◆ **Stated goal**
Tally every line of the material that includes "Test", then give the tally and nothing else.

BEGIN Dataset records

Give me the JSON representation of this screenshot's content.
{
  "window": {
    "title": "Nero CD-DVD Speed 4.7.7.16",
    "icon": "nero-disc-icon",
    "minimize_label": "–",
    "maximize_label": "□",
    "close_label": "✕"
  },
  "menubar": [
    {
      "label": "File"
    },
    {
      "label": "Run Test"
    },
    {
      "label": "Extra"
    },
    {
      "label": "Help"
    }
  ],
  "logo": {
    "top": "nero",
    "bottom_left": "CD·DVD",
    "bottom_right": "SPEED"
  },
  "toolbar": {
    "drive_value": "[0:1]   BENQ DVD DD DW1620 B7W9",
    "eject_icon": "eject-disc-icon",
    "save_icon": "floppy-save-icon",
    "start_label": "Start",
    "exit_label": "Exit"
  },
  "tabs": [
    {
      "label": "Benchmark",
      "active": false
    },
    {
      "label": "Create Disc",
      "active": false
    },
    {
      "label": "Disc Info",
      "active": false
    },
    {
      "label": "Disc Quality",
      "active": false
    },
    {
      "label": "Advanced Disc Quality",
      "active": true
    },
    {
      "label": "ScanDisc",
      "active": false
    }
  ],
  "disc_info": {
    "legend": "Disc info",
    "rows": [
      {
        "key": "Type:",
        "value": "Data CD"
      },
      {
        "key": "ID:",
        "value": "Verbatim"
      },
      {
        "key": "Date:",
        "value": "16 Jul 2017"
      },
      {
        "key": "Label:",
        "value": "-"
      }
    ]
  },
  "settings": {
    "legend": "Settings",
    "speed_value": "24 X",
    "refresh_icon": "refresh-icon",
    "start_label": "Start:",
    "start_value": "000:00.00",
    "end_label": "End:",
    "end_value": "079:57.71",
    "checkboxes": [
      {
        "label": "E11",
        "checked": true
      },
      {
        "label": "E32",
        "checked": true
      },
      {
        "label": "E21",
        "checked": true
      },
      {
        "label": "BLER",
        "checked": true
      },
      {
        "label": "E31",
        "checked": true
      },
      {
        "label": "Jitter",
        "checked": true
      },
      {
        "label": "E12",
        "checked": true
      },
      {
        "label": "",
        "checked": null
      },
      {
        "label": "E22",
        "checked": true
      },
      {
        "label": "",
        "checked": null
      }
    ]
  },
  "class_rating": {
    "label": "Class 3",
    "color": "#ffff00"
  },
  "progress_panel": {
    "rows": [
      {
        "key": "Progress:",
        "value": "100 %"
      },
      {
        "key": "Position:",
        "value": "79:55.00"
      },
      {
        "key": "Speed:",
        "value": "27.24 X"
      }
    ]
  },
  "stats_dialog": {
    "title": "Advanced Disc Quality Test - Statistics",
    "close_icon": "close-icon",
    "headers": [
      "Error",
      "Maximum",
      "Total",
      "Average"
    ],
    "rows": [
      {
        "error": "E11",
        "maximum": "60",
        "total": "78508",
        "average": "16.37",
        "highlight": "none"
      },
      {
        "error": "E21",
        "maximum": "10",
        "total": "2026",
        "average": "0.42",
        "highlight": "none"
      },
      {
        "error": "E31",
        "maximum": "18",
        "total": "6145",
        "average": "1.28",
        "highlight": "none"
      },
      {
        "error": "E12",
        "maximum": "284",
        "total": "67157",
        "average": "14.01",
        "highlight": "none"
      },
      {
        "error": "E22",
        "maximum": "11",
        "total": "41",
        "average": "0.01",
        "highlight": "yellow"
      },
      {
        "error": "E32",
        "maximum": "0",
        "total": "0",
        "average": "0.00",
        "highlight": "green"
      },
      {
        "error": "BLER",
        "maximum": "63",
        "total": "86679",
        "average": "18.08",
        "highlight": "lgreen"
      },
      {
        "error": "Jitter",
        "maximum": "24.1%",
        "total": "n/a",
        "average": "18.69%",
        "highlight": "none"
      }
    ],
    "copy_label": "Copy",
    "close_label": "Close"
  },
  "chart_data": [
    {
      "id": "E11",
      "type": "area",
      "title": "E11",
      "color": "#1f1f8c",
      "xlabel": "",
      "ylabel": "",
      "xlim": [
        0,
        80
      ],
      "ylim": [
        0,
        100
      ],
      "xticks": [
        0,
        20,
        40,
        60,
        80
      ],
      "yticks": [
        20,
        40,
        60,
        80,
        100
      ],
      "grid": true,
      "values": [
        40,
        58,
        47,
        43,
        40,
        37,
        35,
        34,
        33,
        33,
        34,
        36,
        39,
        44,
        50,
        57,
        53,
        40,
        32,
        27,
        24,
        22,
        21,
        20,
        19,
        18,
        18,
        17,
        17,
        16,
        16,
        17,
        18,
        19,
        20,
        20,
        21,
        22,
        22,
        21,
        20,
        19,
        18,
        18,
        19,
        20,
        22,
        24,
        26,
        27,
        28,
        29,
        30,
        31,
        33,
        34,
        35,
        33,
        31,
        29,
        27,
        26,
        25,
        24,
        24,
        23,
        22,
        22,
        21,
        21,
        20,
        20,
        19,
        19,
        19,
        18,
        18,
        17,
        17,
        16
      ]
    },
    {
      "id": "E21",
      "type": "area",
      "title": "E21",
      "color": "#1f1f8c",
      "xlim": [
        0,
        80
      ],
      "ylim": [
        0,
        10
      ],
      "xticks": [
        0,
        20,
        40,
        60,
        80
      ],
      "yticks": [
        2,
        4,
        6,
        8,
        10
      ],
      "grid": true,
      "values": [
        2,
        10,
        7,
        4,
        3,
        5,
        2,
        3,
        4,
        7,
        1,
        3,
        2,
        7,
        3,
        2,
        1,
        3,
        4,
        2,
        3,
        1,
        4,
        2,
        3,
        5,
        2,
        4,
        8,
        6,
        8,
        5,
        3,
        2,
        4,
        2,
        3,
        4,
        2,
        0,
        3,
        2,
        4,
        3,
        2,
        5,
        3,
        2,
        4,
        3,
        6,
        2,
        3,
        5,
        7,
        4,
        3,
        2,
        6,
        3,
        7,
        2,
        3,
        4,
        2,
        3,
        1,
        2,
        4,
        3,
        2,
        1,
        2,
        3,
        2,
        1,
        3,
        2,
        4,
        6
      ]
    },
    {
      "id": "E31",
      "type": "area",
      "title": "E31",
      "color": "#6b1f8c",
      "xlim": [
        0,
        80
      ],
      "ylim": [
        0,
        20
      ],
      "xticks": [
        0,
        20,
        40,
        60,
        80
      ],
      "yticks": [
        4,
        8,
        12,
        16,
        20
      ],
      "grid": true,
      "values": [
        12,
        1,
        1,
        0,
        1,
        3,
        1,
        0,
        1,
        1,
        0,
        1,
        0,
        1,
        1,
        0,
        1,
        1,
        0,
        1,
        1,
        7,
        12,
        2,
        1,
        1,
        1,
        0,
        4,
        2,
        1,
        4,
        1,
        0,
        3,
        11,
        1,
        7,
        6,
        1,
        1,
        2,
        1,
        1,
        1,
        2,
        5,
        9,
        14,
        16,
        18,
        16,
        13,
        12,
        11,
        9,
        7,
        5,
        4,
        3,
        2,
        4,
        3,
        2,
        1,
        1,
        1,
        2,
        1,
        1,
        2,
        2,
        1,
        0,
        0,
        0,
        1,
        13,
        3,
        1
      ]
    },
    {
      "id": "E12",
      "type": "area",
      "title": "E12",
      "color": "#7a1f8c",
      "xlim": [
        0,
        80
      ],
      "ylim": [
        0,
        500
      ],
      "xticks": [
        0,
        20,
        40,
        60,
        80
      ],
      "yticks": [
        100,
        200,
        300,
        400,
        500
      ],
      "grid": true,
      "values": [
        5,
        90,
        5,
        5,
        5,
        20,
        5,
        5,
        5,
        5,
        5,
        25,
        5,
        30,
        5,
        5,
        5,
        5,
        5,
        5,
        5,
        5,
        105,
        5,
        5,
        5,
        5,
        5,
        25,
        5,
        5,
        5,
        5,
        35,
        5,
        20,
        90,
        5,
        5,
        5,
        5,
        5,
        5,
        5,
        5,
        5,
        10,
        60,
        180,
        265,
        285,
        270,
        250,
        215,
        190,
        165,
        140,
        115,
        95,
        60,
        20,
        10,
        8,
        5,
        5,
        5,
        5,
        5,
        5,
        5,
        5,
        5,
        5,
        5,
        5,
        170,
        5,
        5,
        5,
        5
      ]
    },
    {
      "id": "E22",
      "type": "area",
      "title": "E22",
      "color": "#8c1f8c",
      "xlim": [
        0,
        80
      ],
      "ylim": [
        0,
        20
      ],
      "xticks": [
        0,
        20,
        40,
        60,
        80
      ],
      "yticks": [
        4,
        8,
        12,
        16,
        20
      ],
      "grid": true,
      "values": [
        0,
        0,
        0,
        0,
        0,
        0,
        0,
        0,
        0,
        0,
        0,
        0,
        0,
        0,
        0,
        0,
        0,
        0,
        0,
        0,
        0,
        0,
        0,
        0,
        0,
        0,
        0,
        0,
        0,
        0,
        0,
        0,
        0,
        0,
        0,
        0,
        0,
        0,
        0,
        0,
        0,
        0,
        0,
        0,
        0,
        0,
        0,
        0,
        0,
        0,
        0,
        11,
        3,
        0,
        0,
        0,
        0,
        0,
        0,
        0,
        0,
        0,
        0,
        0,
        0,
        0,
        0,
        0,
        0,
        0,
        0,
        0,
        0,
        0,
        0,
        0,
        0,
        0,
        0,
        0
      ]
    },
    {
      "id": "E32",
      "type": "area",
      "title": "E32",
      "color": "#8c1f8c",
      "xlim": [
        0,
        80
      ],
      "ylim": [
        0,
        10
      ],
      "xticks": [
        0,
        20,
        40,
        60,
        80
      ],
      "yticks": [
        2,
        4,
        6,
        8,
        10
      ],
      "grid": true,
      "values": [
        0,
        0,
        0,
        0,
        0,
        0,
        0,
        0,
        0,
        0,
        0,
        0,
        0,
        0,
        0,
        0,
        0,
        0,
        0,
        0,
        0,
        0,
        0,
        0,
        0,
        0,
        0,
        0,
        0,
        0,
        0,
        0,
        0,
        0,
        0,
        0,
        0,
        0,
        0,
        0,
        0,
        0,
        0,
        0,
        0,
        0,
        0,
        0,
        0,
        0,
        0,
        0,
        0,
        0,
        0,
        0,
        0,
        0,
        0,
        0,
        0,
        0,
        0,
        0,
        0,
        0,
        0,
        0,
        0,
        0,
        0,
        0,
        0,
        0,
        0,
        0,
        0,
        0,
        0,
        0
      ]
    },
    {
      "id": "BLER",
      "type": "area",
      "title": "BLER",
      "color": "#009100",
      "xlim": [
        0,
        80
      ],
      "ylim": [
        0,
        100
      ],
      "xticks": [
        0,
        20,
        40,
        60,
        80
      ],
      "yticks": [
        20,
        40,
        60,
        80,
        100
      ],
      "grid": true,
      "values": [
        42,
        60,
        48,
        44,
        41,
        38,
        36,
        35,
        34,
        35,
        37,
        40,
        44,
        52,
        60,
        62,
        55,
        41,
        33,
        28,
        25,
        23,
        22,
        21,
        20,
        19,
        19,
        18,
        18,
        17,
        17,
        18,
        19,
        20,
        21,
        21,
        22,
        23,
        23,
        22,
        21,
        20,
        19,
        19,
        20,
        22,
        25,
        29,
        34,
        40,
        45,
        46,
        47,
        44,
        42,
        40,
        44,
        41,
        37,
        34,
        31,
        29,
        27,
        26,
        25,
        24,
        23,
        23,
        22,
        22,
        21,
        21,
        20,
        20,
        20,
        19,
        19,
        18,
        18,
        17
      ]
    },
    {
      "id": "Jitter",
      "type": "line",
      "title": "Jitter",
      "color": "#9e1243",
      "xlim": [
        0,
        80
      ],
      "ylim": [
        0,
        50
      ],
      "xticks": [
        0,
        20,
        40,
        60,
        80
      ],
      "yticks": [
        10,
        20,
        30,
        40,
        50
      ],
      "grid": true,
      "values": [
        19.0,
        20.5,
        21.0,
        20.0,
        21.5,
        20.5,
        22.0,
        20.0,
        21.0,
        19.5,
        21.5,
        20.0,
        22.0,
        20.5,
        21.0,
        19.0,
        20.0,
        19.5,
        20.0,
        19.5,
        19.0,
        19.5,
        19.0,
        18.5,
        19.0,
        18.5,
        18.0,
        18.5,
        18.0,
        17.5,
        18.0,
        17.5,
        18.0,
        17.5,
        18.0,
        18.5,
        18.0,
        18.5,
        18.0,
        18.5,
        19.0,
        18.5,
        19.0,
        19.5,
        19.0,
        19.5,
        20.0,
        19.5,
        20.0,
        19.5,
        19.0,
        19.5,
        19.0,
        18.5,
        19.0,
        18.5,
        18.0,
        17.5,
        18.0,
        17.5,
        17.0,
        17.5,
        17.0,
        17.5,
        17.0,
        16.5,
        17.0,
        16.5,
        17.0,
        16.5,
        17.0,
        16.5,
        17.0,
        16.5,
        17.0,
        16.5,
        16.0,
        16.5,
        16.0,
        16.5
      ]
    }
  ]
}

END Dataset records

◆ **The response**
2